AIM OF THE TASK:
Determine the count of lines holding "Failed" and give that count alone.
★ ★ ★ ★ ★
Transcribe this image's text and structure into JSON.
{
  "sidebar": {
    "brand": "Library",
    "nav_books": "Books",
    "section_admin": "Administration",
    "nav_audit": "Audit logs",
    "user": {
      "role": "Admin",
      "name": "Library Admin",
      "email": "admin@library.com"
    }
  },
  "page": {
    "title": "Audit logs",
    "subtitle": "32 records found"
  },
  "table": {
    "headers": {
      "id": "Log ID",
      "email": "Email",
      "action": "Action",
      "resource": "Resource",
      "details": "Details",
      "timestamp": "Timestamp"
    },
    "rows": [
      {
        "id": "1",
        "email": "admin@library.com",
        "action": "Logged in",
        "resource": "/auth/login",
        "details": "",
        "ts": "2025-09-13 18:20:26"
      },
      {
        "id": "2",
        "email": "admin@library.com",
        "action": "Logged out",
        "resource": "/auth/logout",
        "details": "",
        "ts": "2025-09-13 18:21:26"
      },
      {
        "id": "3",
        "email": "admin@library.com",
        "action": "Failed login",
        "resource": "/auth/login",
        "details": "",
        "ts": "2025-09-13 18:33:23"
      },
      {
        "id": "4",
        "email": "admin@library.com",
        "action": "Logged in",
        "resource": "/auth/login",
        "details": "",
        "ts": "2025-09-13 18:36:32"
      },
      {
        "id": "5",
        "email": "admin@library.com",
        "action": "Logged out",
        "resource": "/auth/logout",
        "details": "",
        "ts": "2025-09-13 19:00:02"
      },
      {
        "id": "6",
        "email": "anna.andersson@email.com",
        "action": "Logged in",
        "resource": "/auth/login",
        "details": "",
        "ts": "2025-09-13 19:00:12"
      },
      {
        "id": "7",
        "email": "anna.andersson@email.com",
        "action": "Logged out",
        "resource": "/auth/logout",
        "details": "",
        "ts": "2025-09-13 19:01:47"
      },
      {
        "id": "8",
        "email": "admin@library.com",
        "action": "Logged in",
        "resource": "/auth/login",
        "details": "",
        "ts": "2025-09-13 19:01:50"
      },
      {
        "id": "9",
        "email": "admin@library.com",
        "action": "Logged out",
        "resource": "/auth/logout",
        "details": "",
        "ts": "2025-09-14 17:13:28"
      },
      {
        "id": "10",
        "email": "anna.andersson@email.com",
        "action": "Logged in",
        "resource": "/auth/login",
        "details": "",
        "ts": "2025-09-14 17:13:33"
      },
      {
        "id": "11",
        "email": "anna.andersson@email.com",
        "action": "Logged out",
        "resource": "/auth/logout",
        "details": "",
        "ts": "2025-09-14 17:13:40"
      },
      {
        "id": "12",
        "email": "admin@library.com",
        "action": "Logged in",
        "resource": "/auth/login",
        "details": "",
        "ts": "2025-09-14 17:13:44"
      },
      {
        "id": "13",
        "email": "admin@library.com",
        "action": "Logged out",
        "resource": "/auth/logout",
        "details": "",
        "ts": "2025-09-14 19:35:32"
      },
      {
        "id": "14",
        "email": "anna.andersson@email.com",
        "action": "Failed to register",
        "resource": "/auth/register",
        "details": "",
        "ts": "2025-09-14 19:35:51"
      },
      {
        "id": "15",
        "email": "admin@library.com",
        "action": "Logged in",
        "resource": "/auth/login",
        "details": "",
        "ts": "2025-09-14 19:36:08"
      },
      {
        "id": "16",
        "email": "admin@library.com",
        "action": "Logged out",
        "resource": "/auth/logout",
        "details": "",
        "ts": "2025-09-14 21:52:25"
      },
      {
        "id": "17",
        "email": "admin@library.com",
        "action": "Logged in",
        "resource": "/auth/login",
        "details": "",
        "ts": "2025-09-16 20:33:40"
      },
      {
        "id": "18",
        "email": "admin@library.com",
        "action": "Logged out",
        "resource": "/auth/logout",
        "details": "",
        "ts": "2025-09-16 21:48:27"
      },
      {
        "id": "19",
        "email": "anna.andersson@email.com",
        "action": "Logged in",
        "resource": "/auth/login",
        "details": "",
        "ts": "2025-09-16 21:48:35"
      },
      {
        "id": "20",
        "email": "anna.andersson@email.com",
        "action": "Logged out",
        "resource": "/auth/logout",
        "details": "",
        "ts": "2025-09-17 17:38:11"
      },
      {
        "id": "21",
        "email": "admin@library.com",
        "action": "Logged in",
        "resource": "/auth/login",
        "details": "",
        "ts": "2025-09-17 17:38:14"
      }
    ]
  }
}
★ ★ ★ ★ ★
WORKED ANSWER:
2